Job — Copy out all lines carrying the word "лишь".

Input material —
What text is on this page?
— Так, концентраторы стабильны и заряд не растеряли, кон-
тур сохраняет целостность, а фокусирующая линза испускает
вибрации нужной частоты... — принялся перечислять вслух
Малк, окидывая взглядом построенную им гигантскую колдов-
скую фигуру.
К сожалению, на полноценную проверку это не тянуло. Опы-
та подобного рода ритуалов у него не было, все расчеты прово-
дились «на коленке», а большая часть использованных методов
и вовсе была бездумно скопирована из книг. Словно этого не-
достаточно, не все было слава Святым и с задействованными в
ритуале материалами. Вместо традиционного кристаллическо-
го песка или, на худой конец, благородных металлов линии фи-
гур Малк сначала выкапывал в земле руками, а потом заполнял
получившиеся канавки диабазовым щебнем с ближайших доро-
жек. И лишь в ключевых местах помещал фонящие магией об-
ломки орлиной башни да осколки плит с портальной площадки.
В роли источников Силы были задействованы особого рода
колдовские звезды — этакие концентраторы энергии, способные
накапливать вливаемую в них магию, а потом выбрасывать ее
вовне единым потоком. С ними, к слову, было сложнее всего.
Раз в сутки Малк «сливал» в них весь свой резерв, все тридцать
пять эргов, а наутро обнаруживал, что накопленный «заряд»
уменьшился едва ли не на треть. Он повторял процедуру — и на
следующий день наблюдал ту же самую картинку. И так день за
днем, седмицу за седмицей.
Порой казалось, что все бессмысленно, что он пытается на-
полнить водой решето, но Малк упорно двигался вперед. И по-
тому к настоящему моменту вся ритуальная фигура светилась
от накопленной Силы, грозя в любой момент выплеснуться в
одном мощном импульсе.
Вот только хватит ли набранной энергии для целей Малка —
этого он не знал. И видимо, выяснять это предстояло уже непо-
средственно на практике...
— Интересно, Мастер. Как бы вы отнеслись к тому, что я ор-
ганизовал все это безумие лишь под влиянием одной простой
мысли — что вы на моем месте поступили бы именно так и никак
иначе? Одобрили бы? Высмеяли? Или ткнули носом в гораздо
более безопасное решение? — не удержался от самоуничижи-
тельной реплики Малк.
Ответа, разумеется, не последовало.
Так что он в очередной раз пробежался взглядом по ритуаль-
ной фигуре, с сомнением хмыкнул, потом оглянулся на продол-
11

Reply to the exercise —
жек. И лишь в ключевых местах помещал фонящие магией об-
ганизовал все это безумие лишь под влиянием одной простой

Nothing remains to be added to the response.